### EXTRACT
====
Mass Observation Project: Series II & III (1990s/2000s) now available
Our Mass Observation Project online archive has been extended providing further material covering the 1990s and 2000s.
The Mass Observation archive is a pioneering project documenting the social history of Britain. It gathers valuable primary source materials, including survey responses, diaries, letters, lists, maps and photographs, offering a comprehensive insight into the everyday lives, experiences and opinions of ordinary people. These rich records, generated in response to a series of questionnaires (‘directives’), cover diverse themes such as current events, friends and family, the home, leisure, politics, society, culture, work, finance and the economy and new technology.
Material in Mass Observation Project, (1981-2009), addresses, in depth, a range of topics including attitudes to the USA, reading and television habits, morality and religion, Britain's relations with Europe, UK elections, and pivotal events such as the Falklands War, fall of the Berlin Wall, the Miners’ Strike, the death of Diana, Princess of Wales and 9/11.
The collection stands as an invaluable resource for studying social trends in the twentieth and early twenty-first centuries. In particular, it holds significant value for the University's interdisciplinary research groups in the Humanities, such as the Morgan Centre for Research into Everyday Lives, the Cathie Marsh Institute (CMI) and the Centre On the Dynamics of Ethnicity (CODE).
Use alongside our Mass Observation Online archive (1937-1967), providing primary material from the original Mass Observation study, for access to some of the most comprehensive sources for qualitative social data in the UK.
Archives of Sexuality and Gender
This database, currently the largest portfolio of digital primary source material to address this complex area of cultural studies, encompasses social history, social and political science, psychology, health, and policy studies.
The Library offers access to three diversely sourced collections. The broad expanse of LGBTQ History and Culture since 1940 and sex and sexuality from the sixteenth century to the twentieth allow scholars to trace how sexual norms have changed over time, the evolution of public health, changing gender roles, and the ebb and flow of social movements and activism. Researchers can also draw upon a wider pool of material to uncover hidden histories, such as the full text of the landmark Wolfenden report (1957), and the testimonies that underpinned its findings.
The newly acquired, “Community and Identity in North America” archive comprises over a million pages of mainly unique or unpublished material, detailing how identities developed in different social conditions across the Americas. This collection also widens our offer to interdisciplinary groupings such as the Morgan Centre, CIDRAL and CSSC, whose work informs the University’s pioneering MA in Gender, Sexuality and Culture.
These collections have been selected to complement our growing reserves in the area – both digital (Gender: identity and social change and Defining Gender) and physical (LGBQT+ holdings in our Special Collections) - with the latter recently boosted by the acquisition of the archive which will feature prominently in the forthcoming ‘Secret Public’ exhibition at the Rylands.
====
### TASKS AND EXERCISES
1. In the library announcement, why were the collections in the Archives of Sexuality and Gender chosen? Answer in one to three sentences.
2. Quote the library announcement word for word, beginning at the words "The collection stands" and stopping after "data in the UK.".

[Collected data]
====
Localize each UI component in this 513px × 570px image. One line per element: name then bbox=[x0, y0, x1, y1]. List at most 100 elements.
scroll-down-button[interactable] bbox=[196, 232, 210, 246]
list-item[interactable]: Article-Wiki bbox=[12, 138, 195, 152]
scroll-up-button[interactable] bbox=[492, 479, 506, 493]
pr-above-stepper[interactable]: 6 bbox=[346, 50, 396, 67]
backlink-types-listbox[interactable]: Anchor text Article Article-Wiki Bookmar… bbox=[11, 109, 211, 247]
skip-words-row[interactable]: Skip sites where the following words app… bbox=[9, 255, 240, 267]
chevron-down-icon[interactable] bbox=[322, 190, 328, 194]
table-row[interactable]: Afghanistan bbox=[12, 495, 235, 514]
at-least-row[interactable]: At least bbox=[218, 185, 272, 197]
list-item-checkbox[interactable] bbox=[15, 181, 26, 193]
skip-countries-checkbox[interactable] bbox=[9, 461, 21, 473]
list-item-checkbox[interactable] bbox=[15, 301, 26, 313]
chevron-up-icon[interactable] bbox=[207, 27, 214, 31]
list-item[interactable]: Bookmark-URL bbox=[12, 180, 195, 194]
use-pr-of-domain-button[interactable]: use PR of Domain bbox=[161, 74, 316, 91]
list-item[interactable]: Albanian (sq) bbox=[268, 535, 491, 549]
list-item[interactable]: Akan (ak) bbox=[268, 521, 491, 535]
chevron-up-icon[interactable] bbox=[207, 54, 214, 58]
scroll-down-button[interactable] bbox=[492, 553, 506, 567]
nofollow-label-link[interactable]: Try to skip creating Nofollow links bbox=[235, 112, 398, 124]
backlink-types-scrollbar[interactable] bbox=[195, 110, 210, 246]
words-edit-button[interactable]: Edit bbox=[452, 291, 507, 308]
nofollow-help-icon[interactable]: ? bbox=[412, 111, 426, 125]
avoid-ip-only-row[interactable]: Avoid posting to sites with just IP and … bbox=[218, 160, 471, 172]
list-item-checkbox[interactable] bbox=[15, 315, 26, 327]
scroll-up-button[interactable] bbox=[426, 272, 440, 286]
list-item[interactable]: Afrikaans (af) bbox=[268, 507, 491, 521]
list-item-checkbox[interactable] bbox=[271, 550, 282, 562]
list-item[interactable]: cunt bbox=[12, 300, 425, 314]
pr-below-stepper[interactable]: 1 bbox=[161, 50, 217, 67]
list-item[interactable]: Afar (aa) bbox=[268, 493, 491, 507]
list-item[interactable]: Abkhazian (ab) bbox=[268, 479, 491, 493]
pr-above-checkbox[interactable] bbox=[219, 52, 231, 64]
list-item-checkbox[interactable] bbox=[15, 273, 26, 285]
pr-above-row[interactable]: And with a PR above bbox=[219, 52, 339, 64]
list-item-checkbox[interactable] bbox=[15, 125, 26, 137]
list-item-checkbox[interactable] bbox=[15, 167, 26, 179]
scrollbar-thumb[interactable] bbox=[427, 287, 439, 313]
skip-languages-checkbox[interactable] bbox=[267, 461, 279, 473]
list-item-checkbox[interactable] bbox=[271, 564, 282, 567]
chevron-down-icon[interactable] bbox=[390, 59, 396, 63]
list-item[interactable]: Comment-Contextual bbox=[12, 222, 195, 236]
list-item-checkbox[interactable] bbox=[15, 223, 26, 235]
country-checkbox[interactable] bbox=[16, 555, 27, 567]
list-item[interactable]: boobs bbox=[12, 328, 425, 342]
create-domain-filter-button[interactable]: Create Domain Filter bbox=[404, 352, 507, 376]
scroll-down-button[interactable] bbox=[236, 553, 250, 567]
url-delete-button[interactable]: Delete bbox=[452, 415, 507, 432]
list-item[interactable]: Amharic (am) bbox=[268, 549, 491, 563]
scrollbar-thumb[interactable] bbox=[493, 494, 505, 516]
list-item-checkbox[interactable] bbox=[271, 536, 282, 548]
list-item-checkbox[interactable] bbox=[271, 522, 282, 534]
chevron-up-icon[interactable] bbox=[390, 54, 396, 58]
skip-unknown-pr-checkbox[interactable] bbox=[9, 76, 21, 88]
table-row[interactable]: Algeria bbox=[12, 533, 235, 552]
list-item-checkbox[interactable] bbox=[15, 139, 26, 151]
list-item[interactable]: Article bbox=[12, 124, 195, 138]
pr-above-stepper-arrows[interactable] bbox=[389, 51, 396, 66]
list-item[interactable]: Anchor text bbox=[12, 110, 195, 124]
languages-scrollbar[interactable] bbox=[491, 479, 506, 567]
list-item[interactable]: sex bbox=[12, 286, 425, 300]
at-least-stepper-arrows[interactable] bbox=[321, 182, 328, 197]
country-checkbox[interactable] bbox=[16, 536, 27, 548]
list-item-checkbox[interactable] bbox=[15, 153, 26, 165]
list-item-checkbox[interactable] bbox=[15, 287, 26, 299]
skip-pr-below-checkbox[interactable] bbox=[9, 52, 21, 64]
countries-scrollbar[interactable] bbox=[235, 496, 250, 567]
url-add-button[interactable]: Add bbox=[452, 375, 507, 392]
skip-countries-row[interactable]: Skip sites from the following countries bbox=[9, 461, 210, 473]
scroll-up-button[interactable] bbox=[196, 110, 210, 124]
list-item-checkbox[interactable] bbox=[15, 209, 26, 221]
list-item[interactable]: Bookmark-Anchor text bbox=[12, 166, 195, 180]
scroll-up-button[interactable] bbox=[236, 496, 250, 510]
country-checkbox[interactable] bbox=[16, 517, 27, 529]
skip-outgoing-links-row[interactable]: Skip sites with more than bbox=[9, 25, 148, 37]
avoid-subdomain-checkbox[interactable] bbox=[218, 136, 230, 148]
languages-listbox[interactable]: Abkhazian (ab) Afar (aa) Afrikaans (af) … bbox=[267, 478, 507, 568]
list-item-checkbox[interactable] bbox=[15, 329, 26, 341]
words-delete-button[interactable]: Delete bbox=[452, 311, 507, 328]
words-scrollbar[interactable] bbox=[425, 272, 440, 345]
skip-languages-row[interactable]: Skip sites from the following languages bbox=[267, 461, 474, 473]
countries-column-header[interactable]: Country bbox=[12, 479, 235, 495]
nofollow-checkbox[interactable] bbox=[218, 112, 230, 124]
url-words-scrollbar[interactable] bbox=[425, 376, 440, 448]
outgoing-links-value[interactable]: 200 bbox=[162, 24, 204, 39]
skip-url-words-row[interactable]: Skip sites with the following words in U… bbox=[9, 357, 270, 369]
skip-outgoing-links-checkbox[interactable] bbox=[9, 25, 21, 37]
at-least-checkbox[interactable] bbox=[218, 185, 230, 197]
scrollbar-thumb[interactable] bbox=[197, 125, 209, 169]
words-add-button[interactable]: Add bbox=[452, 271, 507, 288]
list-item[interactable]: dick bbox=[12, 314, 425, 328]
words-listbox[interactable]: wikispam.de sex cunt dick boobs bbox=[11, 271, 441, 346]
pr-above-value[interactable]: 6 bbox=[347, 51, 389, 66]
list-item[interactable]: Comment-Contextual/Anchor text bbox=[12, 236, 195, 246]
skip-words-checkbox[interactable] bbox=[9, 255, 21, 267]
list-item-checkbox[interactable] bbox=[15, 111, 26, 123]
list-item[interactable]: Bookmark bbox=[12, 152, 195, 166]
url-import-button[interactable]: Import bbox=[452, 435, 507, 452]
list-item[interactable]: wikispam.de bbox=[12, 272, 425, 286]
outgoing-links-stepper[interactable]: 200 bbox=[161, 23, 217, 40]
====
### ANSWERS TO THE PROBLEMS
1. They were chosen to complement the Library's growing holdings in this area. Those holdings are both digital, namely Gender: identity and social change and Defining Gender, and physical, namely the LGBQT+ holdings in Special Collections.

2.
The collection stands as an invaluable resource for studying social trends in the twentieth and early twenty-first centuries. In particular, it holds significant value for the University's interdisciplinary research groups in the Humanities, such as the Morgan Centre for Research into Everyday Lives, the Cathie Marsh Institute (CMI) and the Centre On the Dynamics of Ethnicity (CODE).
Use alongside our Mass Observation Online archive (1937-1967), providing primary material from the original Mass Observation study, for access to some of the most comprehensive sources for qualitative social data in the UK.